REQUEST »
The records below need retyping in full; give them again exactly.
START GIVEN INFORMATION
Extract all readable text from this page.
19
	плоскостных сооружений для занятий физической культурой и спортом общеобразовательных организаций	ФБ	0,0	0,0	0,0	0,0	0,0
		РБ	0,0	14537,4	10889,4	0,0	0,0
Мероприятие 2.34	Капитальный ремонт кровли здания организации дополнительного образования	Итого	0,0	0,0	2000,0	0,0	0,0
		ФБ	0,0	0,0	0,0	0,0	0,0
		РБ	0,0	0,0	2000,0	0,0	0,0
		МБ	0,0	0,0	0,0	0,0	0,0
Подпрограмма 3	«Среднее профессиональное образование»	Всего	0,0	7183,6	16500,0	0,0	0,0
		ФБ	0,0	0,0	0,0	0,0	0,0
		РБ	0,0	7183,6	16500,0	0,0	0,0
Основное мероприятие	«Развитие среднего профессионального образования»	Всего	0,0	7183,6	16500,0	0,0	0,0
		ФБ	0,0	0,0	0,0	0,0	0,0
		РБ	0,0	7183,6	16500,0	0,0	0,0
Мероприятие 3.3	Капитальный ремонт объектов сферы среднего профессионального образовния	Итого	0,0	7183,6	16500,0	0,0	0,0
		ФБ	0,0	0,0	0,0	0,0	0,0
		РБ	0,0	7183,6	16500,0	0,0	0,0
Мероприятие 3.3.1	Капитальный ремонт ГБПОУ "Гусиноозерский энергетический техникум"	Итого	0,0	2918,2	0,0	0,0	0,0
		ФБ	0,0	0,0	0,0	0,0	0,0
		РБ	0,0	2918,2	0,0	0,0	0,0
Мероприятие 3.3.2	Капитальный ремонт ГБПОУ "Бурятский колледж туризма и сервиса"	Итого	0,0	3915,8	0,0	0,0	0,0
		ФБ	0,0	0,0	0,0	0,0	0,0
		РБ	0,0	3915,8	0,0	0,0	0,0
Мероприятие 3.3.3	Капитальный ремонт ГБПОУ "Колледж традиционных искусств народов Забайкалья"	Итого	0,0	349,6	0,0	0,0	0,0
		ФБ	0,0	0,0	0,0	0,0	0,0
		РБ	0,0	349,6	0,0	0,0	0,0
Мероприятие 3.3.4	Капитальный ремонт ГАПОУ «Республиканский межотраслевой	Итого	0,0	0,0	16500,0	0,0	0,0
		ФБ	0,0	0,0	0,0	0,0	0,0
END GIVEN INFORMATION
ANSWER BELOW »
Extract all readable text from this page.
19
	плоскостных сооружений для занятий физической культурой и спортом общеобразовательных организаций	ФБ	0,0	0,0	0,0	0,0	0,0
		РБ	0,0	14537,4	10889,4	0,0	0,0
Мероприятие 2.34	Капитальный ремонт кровли здания организации дополнительного образования	Итого	0,0	0,0	2000,0	0,0	0,0
		ФБ	0,0	0,0	0,0	0,0	0,0
		РБ	0,0	0,0	2000,0	0,0	0,0
		МБ	0,0	0,0	0,0	0,0	0,0
Подпрограмма 3	«Среднее профессиональное образование»	Всего	0,0	7183,6	16500,0	0,0	0,0
		ФБ	0,0	0,0	0,0	0,0	0,0
		РБ	0,0	7183,6	16500,0	0,0	0,0
Основное мероприятие	«Развитие среднего профессионального образования»	Всего	0,0	7183,6	16500,0	0,0	0,0
		ФБ	0,0	0,0	0,0	0,0	0,0
		РБ	0,0	7183,6	16500,0	0,0	0,0
Мероприятие 3.3	Капитальный ремонт объектов сферы среднего профессионального образовния	Итого	0,0	7183,6	16500,0	0,0	0,0
		ФБ	0,0	0,0	0,0	0,0	0,0
		РБ	0,0	7183,6	16500,0	0,0	0,0
Мероприятие 3.3.1	Капитальный ремонт ГБПОУ "Гусиноозерский энергетический техникум"	Итого	0,0	2918,2	0,0	0,0	0,0
		ФБ	0,0	0,0	0,0	0,0	0,0
		РБ	0,0	2918,2	0,0	0,0	0,0
Мероприятие 3.3.2	Капитальный ремонт ГБПОУ "Бурятский колледж туризма и сервиса"	Итого	0,0	3915,8	0,0	0,0	0,0
		ФБ	0,0	0,0	0,0	0,0	0,0
		РБ	0,0	3915,8	0,0	0,0	0,0
Мероприятие 3.3.3	Капитальный ремонт ГБПОУ "Колледж традиционных искусств народов Забайкалья"	Итого	0,0	349,6	0,0	0,0	0,0
		ФБ	0,0	0,0	0,0	0,0	0,0
		РБ	0,0	349,6	0,0	0,0	0,0
Мероприятие 3.3.4	Капитальный ремонт ГАПОУ «Республиканский межотраслевой	Итого	0,0	0,0	16500,0	0,0	0,0
		ФБ	0,0	0,0	0,0	0,0	0,0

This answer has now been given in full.